═══ RECORD LIST ═══
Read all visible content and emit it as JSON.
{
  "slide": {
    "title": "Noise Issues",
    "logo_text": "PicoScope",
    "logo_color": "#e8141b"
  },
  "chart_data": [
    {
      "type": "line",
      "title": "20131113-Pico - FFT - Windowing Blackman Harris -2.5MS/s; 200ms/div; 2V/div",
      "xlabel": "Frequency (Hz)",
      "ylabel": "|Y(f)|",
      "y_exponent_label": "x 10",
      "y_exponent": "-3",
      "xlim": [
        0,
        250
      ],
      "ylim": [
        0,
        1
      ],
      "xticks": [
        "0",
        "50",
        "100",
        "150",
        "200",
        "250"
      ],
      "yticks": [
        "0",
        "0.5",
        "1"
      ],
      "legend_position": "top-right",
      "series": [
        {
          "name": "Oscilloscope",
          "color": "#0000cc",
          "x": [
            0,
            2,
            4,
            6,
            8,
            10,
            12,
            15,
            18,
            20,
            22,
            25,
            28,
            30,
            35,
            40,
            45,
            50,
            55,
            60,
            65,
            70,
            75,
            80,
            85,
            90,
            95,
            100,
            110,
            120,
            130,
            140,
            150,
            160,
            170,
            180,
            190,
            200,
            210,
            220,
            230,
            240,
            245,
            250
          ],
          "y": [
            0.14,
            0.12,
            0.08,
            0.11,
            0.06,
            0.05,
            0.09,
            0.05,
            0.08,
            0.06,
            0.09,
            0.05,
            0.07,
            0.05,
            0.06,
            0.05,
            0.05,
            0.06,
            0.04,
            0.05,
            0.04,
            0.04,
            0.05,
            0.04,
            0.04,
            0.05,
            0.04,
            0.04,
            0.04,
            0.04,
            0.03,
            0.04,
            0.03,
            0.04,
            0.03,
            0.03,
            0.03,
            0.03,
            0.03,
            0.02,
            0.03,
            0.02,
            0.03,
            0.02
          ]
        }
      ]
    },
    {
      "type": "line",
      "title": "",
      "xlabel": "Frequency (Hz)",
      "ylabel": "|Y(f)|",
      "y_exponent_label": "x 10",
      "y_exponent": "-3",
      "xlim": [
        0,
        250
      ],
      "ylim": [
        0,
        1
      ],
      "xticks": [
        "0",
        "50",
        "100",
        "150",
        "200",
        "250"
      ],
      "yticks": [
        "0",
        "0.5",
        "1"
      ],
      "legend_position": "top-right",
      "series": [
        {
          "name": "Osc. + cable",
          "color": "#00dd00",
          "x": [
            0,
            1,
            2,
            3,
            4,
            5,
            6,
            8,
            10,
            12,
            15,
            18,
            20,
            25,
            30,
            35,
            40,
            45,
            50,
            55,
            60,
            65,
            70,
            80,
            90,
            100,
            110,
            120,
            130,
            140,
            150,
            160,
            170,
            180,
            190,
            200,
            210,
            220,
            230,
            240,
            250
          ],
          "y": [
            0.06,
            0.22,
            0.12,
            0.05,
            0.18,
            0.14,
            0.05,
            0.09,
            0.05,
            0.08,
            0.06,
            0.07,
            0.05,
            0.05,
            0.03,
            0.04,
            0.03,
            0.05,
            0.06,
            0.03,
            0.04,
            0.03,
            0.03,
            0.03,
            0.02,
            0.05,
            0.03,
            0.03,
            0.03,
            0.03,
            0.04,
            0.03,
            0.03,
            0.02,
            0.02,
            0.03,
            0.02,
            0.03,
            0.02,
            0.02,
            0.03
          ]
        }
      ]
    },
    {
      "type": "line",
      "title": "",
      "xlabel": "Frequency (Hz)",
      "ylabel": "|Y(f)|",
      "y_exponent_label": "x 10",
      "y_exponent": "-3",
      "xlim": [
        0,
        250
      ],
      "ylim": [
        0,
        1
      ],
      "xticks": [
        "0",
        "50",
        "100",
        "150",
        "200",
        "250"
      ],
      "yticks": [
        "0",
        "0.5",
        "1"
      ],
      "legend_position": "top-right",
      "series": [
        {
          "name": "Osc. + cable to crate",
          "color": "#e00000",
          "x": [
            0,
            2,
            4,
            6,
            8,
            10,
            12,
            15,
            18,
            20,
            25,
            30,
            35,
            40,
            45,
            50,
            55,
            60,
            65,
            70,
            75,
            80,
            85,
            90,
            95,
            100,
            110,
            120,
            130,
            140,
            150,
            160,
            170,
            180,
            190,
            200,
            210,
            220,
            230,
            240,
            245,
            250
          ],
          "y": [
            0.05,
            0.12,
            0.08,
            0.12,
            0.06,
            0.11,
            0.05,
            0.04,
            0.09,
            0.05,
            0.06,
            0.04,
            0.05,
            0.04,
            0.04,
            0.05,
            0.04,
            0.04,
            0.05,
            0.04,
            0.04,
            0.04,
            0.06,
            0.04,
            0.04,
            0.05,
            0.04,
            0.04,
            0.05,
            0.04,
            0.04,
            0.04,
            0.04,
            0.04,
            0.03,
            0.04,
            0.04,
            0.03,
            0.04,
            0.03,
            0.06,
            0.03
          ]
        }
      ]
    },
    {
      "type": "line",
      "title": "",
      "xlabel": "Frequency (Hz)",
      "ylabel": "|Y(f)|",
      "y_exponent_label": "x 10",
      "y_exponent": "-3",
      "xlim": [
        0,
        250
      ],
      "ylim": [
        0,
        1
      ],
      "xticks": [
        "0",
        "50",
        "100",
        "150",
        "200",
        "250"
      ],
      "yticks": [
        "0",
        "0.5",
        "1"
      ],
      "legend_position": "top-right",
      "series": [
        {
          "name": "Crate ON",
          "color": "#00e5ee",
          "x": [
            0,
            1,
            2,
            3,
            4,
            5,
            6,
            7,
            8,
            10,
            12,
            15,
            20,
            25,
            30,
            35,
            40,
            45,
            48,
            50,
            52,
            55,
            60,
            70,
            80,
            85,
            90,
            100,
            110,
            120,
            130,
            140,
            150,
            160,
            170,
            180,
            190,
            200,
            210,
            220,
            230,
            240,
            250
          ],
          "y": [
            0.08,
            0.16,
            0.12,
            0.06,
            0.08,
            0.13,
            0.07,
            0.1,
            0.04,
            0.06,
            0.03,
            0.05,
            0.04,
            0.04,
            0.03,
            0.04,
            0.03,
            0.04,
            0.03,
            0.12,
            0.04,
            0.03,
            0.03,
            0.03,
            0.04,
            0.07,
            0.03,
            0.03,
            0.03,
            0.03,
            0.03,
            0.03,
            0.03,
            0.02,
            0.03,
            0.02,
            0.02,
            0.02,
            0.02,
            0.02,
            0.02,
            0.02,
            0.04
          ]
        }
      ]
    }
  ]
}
═══
OBJECTIVE >> Give only the number of lines in the records that include the word "name".

WRITTEN RESPONSE >> 4